● Work instructions
Write out the records below word for word, please.
─── Record excerpts
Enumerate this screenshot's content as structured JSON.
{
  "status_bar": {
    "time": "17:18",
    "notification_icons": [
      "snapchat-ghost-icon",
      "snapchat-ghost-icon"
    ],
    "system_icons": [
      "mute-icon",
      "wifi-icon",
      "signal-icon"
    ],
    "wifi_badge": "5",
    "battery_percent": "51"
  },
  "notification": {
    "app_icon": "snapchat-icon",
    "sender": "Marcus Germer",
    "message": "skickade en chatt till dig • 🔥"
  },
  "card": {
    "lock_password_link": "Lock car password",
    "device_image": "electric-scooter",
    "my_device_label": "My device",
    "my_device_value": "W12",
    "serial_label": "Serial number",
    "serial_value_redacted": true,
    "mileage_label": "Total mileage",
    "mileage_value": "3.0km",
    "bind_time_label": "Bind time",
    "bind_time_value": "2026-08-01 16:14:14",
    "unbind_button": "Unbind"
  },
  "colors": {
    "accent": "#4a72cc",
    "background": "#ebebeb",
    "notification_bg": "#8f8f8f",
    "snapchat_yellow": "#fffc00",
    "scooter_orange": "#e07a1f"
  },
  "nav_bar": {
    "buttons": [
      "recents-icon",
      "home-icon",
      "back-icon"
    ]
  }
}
──────
● Full output
Enumerate this screenshot's content as structured JSON.
{
  "status_bar": {
    "time": "17:18",
    "notification_icons": [
      "snapchat-ghost-icon",
      "snapchat-ghost-icon"
    ],
    "system_icons": [
      "mute-icon",
      "wifi-icon",
      "signal-icon"
    ],
    "wifi_badge": "5",
    "battery_percent": "51"
  },
  "notification": {
    "app_icon": "snapchat-icon",
    "sender": "Marcus Germer",
    "message": "skickade en chatt till dig • 🔥"
  },
  "card": {
    "lock_password_link": "Lock car password",
    "device_image": "electric-scooter",
    "my_device_label": "My device",
    "my_device_value": "W12",
    "serial_label": "Serial number",
    "serial_value_redacted": true,
    "mileage_label": "Total mileage",
    "mileage_value": "3.0km",
    "bind_time_label": "Bind time",
    "bind_time_value": "2026-08-01 16:14:14",
    "unbind_button": "Unbind"
  },
  "colors": {
    "accent": "#4a72cc",
    "background": "#ebebeb",
    "notification_bg": "#8f8f8f",
    "snapchat_yellow": "#fffc00",
    "scooter_orange": "#e07a1f"
  },
  "nav_bar": {
    "buttons": [
      "recents-icon",
      "home-icon",
      "back-icon"
    ]
  }
}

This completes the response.